Instruction:
Repeat the material verbatim and drop the pictures.

Supplied material:
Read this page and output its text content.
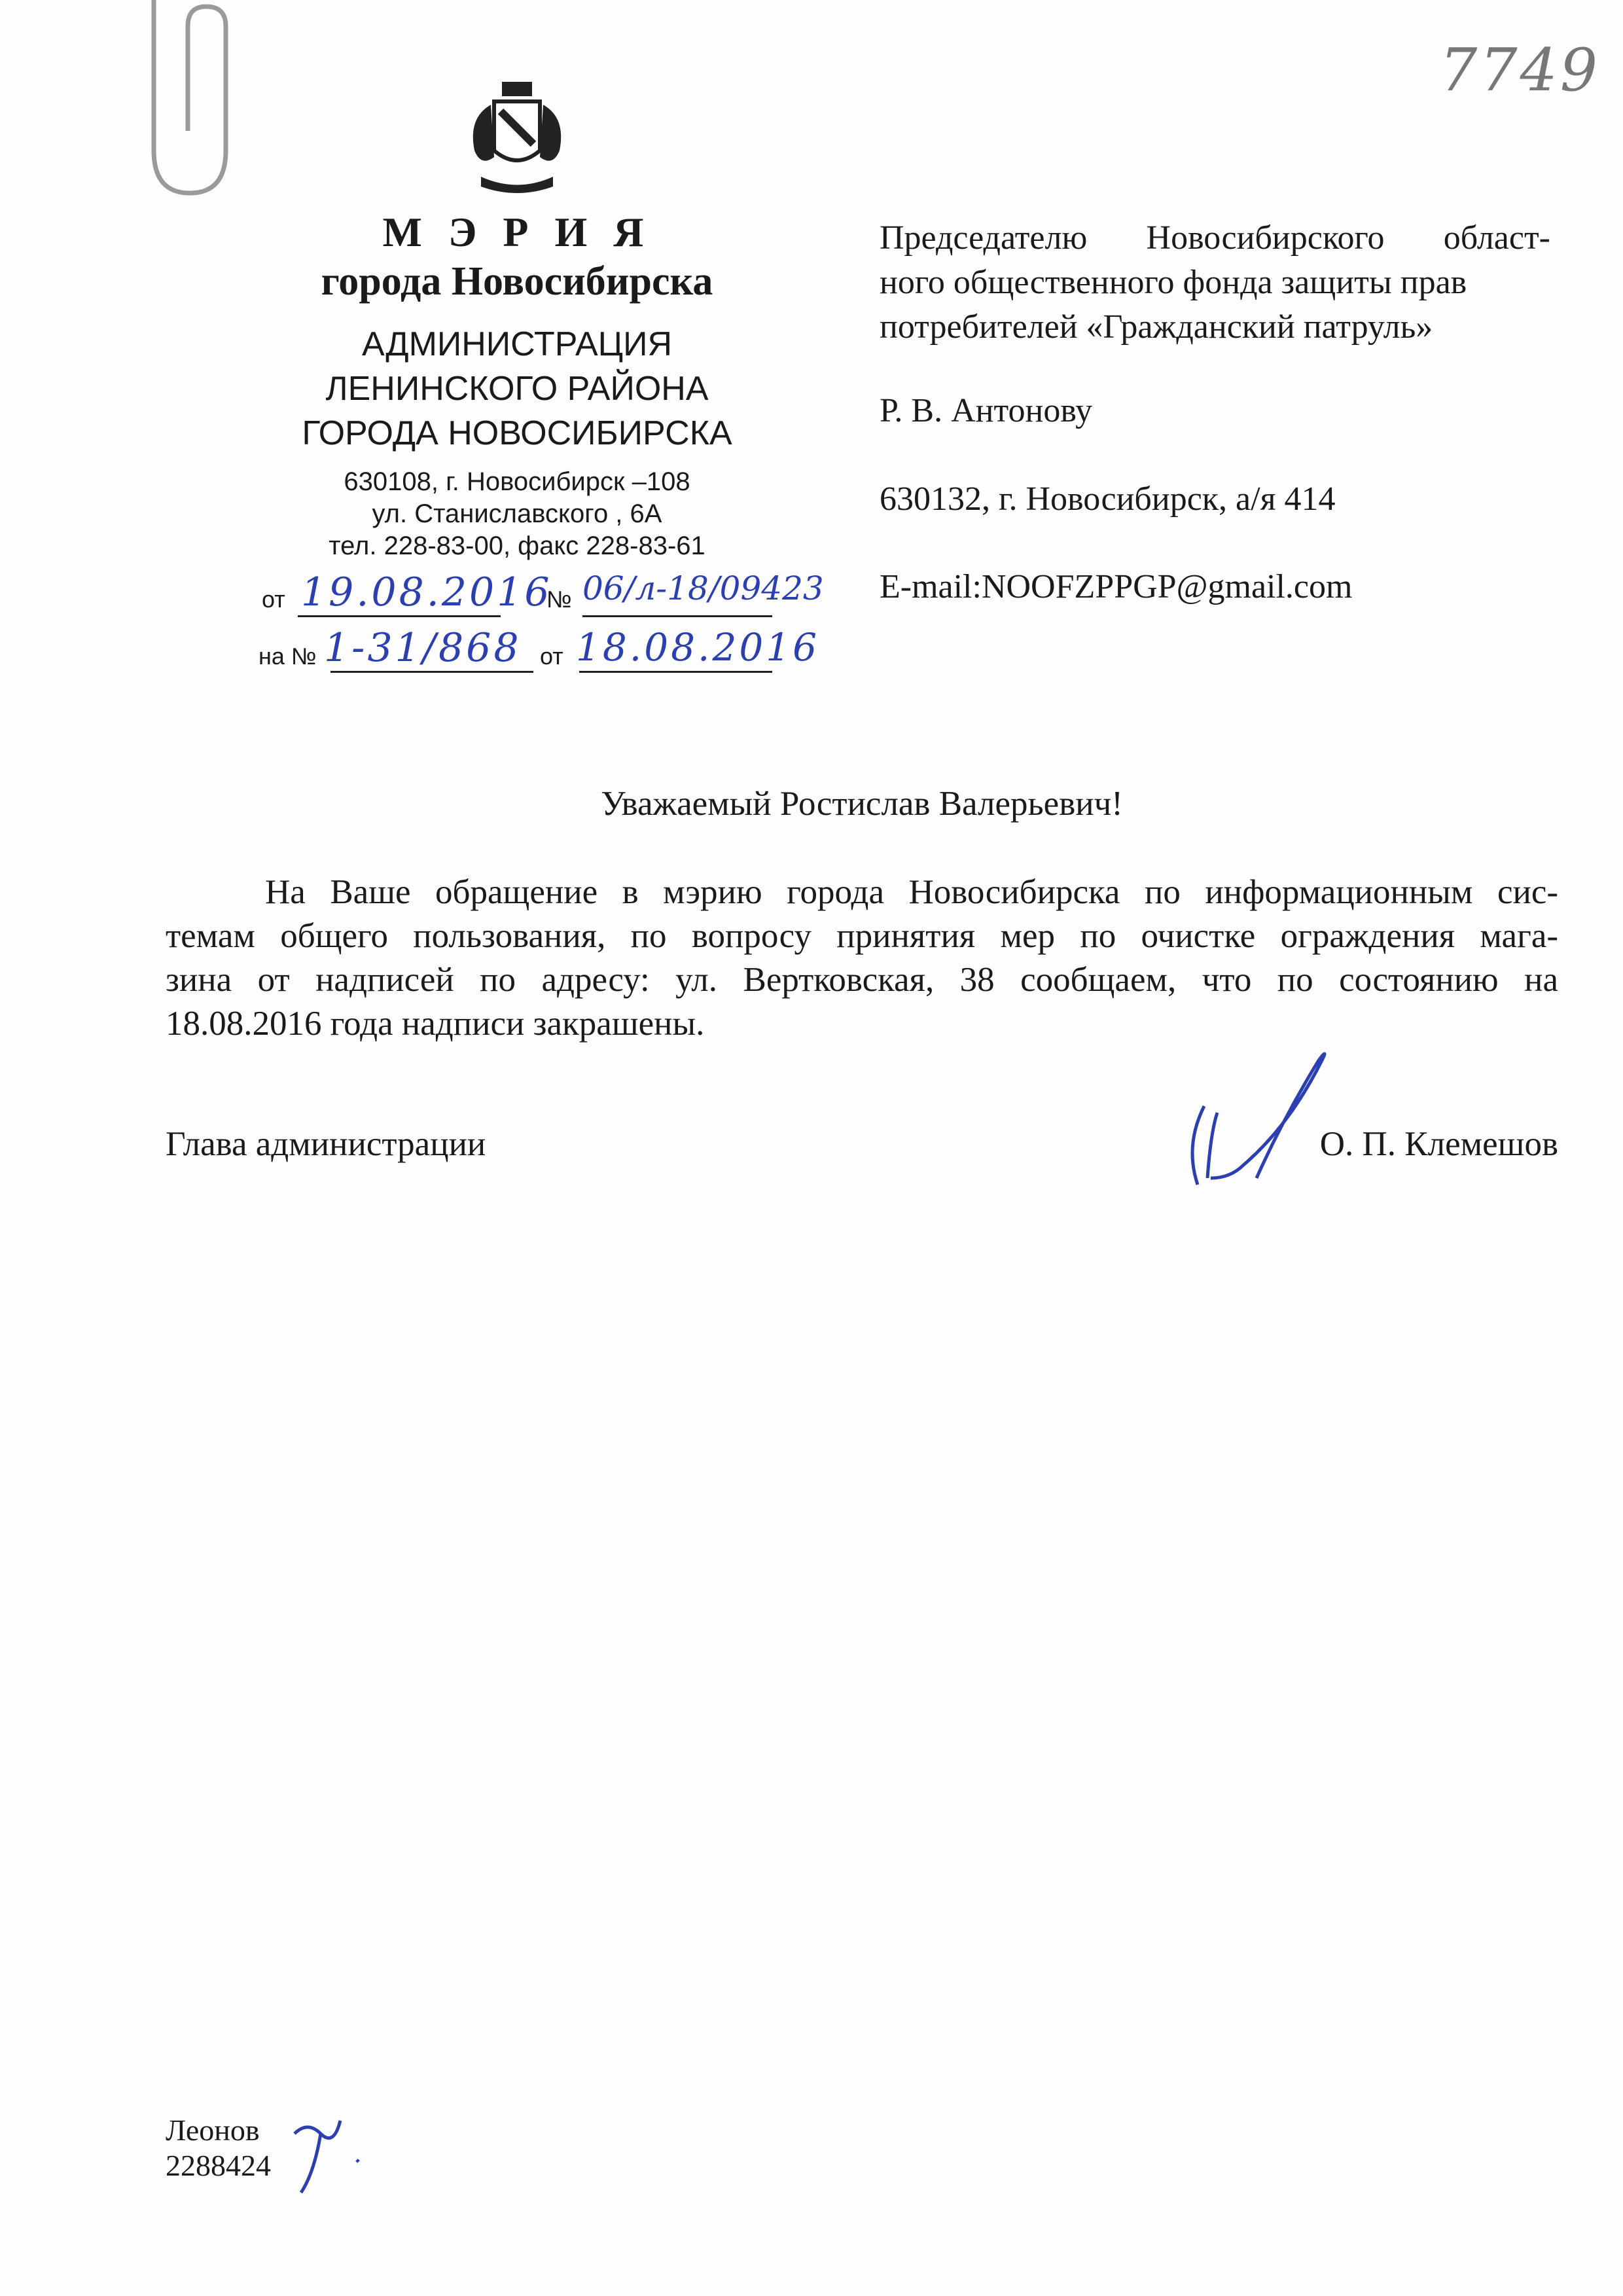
7749
М Э Р И Я
города Новосибирска
АДМИНИСТРАЦИЯ
ЛЕНИНСКОГО РАЙОНА
ГОРОДА НОВОСИБИРСКА
630108, г. Новосибирск –108
ул. Станиславского , 6А
тел. 228-83-00, факс 228-83-61
от 19.08.2016
№ 06/л-18/09423
на № 1-31/868 от 18.08.2016
Председателю Новосибирского област-
ного общественного фонда защиты прав
потребителей «Гражданский патруль»
Р. В. Антонову
630132, г. Новосибирск, а/я 414
E-mail:NOOFZPPGP@gmail.com
Уважаемый Ростислав Валерьевич!
На Ваше обращение в мэрию города Новосибирска по информационным сис-
темам общего пользования, по вопросу принятия мер по очистке ограждения мага-
зина от надписей по адресу: ул. Вертковская, 38 сообщаем, что по состоянию на
18.08.2016 года надписи закрашены.
Глава администрации	О. П. Клемешов
Леонов
2288424
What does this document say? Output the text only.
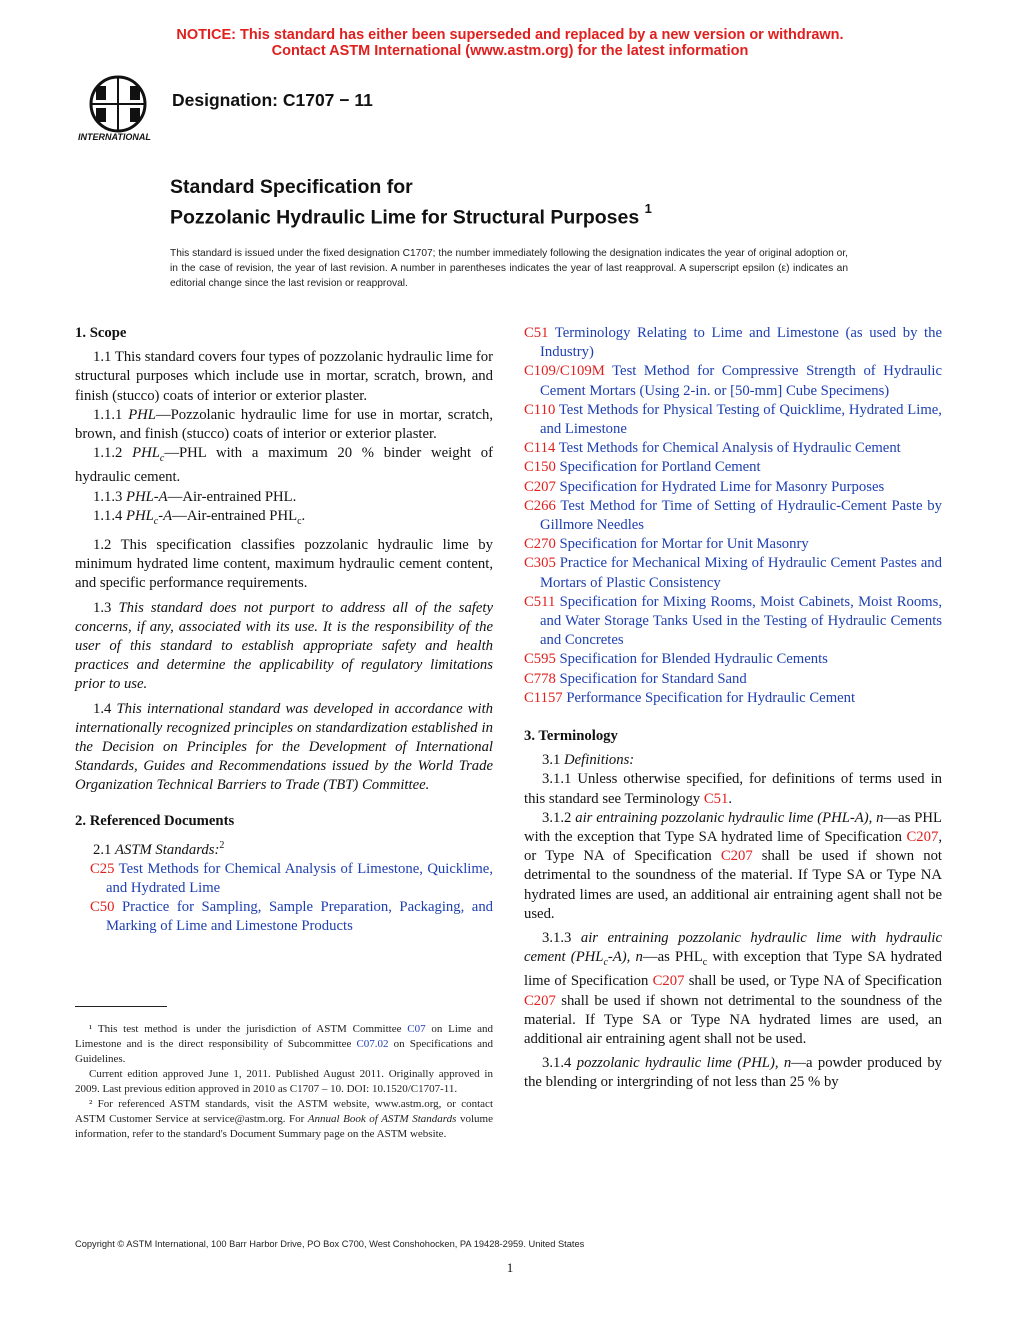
NOTICE: This standard has either been superseded and replaced by a new version or withdrawn.
Contact ASTM International (www.astm.org) for the latest information
INTERNATIONAL
Designation: C1707 − 11
Standard Specification for
Pozzolanic Hydraulic Lime for Structural Purposes $^1$
This standard is issued under the fixed designation C1707; the number immediately following the designation indicates the year of original adoption or, in the case of revision, the year of last revision. A number in parentheses indicates the year of last reapproval. A superscript epsilon (ε) indicates an editorial change since the last revision or reapproval.

1. Scope

1.1 This standard covers four types of pozzolanic hydraulic lime for structural purposes which include use in mortar, scratch, brown, and finish (stucco) coats of interior or exterior plaster.

1.1.1 PHL—Pozzolanic hydraulic lime for use in mortar, scratch, brown, and finish (stucco) coats of interior or exterior plaster.

1.1.2 $PHL_c—PHL$ with a maximum 20 % binder weight of hydraulic cement.

1.1.3 PHL-A—Air-entrained PHL.

1.1.4 $PHL_c-A—Air$-entrained $PHL_c$.

1.2 This specification classifies pozzolanic hydraulic lime by minimum hydrated lime content, maximum hydraulic cement content, and specific performance requirements.

1.3 This standard does not purport to address all of the safety concerns, if any, associated with its use. It is the responsibility of the user of this standard to establish appropriate safety and health practices and determine the applicability of regulatory limitations prior to use.

1.4 This international standard was developed in accordance with internationally recognized principles on standardization established in the Decision on Principles for the Development of International Standards, Guides and Recommendations issued by the World Trade Organization Technical Barriers to Trade (TBT) Committee.

2. Referenced Documents

2.1 ASTM Standards:$^2$

C25 Test Methods for Chemical Analysis of Limestone, Quicklime, and Hydrated Lime

C50 Practice for Sampling, Sample Preparation, Packaging, and Marking of Lime and Limestone Products

¹ This test method is under the jurisdiction of ASTM Committee C07 on Lime and Limestone and is the direct responsibility of Subcommittee C07.02 on Specifications and Guidelines.

Current edition approved June 1, 2011. Published August 2011. Originally approved in 2009. Last previous edition approved in 2010 as C1707 – 10. DOI: 10.1520/C1707-11.

² For referenced ASTM standards, visit the ASTM website, www.astm.org, or contact ASTM Customer Service at service@astm.org. For Annual Book of ASTM Standards volume information, refer to the standard's Document Summary page on the ASTM website.

C51 Terminology Relating to Lime and Limestone (as used by the Industry)

C109/C109M Test Method for Compressive Strength of Hydraulic Cement Mortars (Using 2-in. or [50-mm] Cube Specimens)

C110 Test Methods for Physical Testing of Quicklime, Hydrated Lime, and Limestone

C114 Test Methods for Chemical Analysis of Hydraulic Cement

C150 Specification for Portland Cement

C207 Specification for Hydrated Lime for Masonry Purposes

C266 Test Method for Time of Setting of Hydraulic-Cement Paste by Gillmore Needles

C270 Specification for Mortar for Unit Masonry

C305 Practice for Mechanical Mixing of Hydraulic Cement Pastes and Mortars of Plastic Consistency

C511 Specification for Mixing Rooms, Moist Cabinets, Moist Rooms, and Water Storage Tanks Used in the Testing of Hydraulic Cements and Concretes

C595 Specification for Blended Hydraulic Cements

C778 Specification for Standard Sand

C1157 Performance Specification for Hydraulic Cement

3. Terminology

3.1 Definitions:

3.1.1 Unless otherwise specified, for definitions of terms used in this standard see Terminology C51.

3.1.2 air entraining pozzolanic hydraulic lime (PHL-A), n—as PHL with the exception that Type SA hydrated lime of Specification C207, or Type NA of Specification C207 shall be used if shown not detrimental to the soundness of the material. If Type SA or Type NA hydrated limes are used, an additional air entraining agent shall not be used.

3.1.3 air entraining pozzolanic hydraulic lime with hydraulic cement $(PHL_c-A)$, n—as $PHL_c$ with exception that Type SA hydrated lime of Specification C207 shall be used, or Type NA of Specification C207 shall be used if shown not detrimental to the soundness of the material. If Type SA or Type NA hydrated limes are used, an additional air entraining agent shall not be used.

3.1.4 pozzolanic hydraulic lime (PHL), n—a powder produced by the blending or intergrinding of not less than 25 % by

Copyright © ASTM International, 100 Barr Harbor Drive, PO Box C700, West Conshohocken, PA 19428-2959. United States
1
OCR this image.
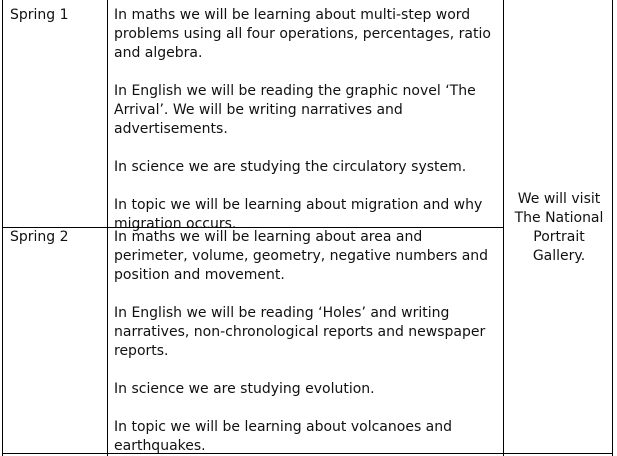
Spring 1	In maths we will be learning about multi-step word problems using all four operations, percentages, ratio and algebra.

In English we will be reading the graphic novel ‘The Arrival’. We will be writing narratives and advertisements.

In science we are studying the circulatory system.

In topic we will be learning about migration and why migration occurs.

Spring 2	In maths we will be learning about area and perimeter, volume, geometry, negative numbers and position and movement.

In English we will be reading ‘Holes’ and writing narratives, non-chronological reports and newspaper reports.

In science we are studying evolution.

In topic we will be learning about volcanoes and earthquakes.

We will visit
The National
Portrait
Gallery.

Expected output:
Read this page and output its text content.
7749
М Э Р И Я
города Новосибирска
АДМИНИСТРАЦИЯ
ЛЕНИНСКОГО РАЙОНА
ГОРОДА НОВОСИБИРСКА
630108, г. Новосибирск –108
ул. Станиславского , 6А
тел. 228-83-00, факс 228-83-61
от 19.08.2016
№ 06/л-18/09423
на № 1-31/868 от 18.08.2016
Председателю Новосибирского област-
ного общественного фонда защиты прав
потребителей «Гражданский патруль»
Р. В. Антонову
630132, г. Новосибирск, а/я 414
E-mail:NOOFZPPGP@gmail.com
Уважаемый Ростислав Валерьевич!
На Ваше обращение в мэрию города Новосибирска по информационным сис-
темам общего пользования, по вопросу принятия мер по очистке ограждения мага-
зина от надписей по адресу: ул. Вертковская, 38 сообщаем, что по состоянию на
18.08.2016 года надписи закрашены.
Глава администрации	О. П. Клемешов
Леонов
2288424
What does this document say? Output the text only.
NOTICE: This standard has either been superseded and replaced by a new version or withdrawn.
Contact ASTM International (www.astm.org) for the latest information
INTERNATIONAL
Designation: C1707 − 11
Standard Specification for
Pozzolanic Hydraulic Lime for Structural Purposes $^1$
This standard is issued under the fixed designation C1707; the number immediately following the designation indicates the year of original adoption or, in the case of revision, the year of last revision. A number in parentheses indicates the year of last reapproval. A superscript epsilon (ε) indicates an editorial change since the last revision or reapproval.

1. Scope

1.1 This standard covers four types of pozzolanic hydraulic lime for structural purposes which include use in mortar, scratch, brown, and finish (stucco) coats of interior or exterior plaster.

1.1.1 PHL—Pozzolanic hydraulic lime for use in mortar, scratch, brown, and finish (stucco) coats of interior or exterior plaster.

1.1.2 $PHL_c—PHL$ with a maximum 20 % binder weight of hydraulic cement.

1.1.3 PHL-A—Air-entrained PHL.

1.1.4 $PHL_c-A—Air$-entrained $PHL_c$.

1.2 This specification classifies pozzolanic hydraulic lime by minimum hydrated lime content, maximum hydraulic cement content, and specific performance requirements.

1.3 This standard does not purport to address all of the safety concerns, if any, associated with its use. It is the responsibility of the user of this standard to establish appropriate safety and health practices and determine the applicability of regulatory limitations prior to use.

1.4 This international standard was developed in accordance with internationally recognized principles on standardization established in the Decision on Principles for the Development of International Standards, Guides and Recommendations issued by the World Trade Organization Technical Barriers to Trade (TBT) Committee.

2. Referenced Documents

2.1 ASTM Standards:$^2$

C25 Test Methods for Chemical Analysis of Limestone, Quicklime, and Hydrated Lime

C50 Practice for Sampling, Sample Preparation, Packaging, and Marking of Lime and Limestone Products

¹ This test method is under the jurisdiction of ASTM Committee C07 on Lime and Limestone and is the direct responsibility of Subcommittee C07.02 on Specifications and Guidelines.

Current edition approved June 1, 2011. Published August 2011. Originally approved in 2009. Last previous edition approved in 2010 as C1707 – 10. DOI: 10.1520/C1707-11.

² For referenced ASTM standards, visit the ASTM website, www.astm.org, or contact ASTM Customer Service at service@astm.org. For Annual Book of ASTM Standards volume information, refer to the standard's Document Summary page on the ASTM website.

C51 Terminology Relating to Lime and Limestone (as used by the Industry)

C109/C109M Test Method for Compressive Strength of Hydraulic Cement Mortars (Using 2-in. or [50-mm] Cube Specimens)

C110 Test Methods for Physical Testing of Quicklime, Hydrated Lime, and Limestone

C114 Test Methods for Chemical Analysis of Hydraulic Cement

C150 Specification for Portland Cement

C207 Specification for Hydrated Lime for Masonry Purposes

C266 Test Method for Time of Setting of Hydraulic-Cement Paste by Gillmore Needles

C270 Specification for Mortar for Unit Masonry

C305 Practice for Mechanical Mixing of Hydraulic Cement Pastes and Mortars of Plastic Consistency

C511 Specification for Mixing Rooms, Moist Cabinets, Moist Rooms, and Water Storage Tanks Used in the Testing of Hydraulic Cements and Concretes

C595 Specification for Blended Hydraulic Cements

C778 Specification for Standard Sand

C1157 Performance Specification for Hydraulic Cement

3. Terminology

3.1 Definitions:

3.1.1 Unless otherwise specified, for definitions of terms used in this standard see Terminology C51.

3.1.2 air entraining pozzolanic hydraulic lime (PHL-A), n—as PHL with the exception that Type SA hydrated lime of Specification C207, or Type NA of Specification C207 shall be used if shown not detrimental to the soundness of the material. If Type SA or Type NA hydrated limes are used, an additional air entraining agent shall not be used.

3.1.3 air entraining pozzolanic hydraulic lime with hydraulic cement $(PHL_c-A)$, n—as $PHL_c$ with exception that Type SA hydrated lime of Specification C207 shall be used, or Type NA of Specification C207 shall be used if shown not detrimental to the soundness of the material. If Type SA or Type NA hydrated limes are used, an additional air entraining agent shall not be used.

3.1.4 pozzolanic hydraulic lime (PHL), n—a powder produced by the blending or intergrinding of not less than 25 % by

Copyright © ASTM International, 100 Barr Harbor Drive, PO Box C700, West Conshohocken, PA 19428-2959. United States
1
OCR this image.
Spring 1	In maths we will be learning about multi-step word problems using all four operations, percentages, ratio and algebra.

In English we will be reading the graphic novel ‘The Arrival’. We will be writing narratives and advertisements.

In science we are studying the circulatory system.

In topic we will be learning about migration and why migration occurs.

Spring 2	In maths we will be learning about area and perimeter, volume, geometry, negative numbers and position and movement.

In English we will be reading ‘Holes’ and writing narratives, non-chronological reports and newspaper reports.

In science we are studying evolution.

In topic we will be learning about volcanoes and earthquakes.

We will visit
The National
Portrait
Gallery.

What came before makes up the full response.